### Exercise
Go through the entries below and tally the lines containing the string "vida"; report only the tally.

### Records for this task
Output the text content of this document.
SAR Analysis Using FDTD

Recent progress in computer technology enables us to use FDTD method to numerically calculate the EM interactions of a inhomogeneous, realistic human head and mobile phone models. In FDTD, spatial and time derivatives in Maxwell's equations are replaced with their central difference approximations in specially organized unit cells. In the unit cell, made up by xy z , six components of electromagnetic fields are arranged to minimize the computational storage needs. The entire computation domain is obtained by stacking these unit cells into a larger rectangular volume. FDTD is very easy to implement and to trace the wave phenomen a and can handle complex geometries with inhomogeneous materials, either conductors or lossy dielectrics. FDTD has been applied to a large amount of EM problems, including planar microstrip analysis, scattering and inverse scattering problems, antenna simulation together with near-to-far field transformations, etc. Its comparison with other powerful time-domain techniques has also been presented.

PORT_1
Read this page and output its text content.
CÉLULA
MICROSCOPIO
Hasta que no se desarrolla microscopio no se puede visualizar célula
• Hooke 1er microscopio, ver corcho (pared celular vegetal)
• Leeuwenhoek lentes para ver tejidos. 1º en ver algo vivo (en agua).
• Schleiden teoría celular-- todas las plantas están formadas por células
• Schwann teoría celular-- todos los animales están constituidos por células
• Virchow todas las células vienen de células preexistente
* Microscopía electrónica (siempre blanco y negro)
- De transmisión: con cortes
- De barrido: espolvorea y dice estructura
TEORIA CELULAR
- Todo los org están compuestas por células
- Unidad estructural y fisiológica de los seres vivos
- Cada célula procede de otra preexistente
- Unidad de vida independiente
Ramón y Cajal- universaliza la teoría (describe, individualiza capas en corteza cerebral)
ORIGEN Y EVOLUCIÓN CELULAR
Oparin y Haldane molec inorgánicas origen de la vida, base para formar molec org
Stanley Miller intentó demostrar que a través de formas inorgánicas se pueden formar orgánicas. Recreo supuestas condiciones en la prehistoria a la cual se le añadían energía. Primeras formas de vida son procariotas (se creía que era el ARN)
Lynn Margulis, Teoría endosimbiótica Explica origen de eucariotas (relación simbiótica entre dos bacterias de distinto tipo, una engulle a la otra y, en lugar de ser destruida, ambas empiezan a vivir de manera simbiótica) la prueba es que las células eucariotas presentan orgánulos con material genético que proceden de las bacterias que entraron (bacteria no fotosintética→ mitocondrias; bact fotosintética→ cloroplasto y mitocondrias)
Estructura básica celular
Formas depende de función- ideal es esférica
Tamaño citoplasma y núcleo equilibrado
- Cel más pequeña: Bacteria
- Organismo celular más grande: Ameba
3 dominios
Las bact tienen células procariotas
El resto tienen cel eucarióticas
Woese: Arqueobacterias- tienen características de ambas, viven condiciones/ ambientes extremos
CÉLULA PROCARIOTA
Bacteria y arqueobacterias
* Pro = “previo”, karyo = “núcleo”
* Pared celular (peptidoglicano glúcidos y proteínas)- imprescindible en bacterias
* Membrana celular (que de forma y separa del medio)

### Answer space
3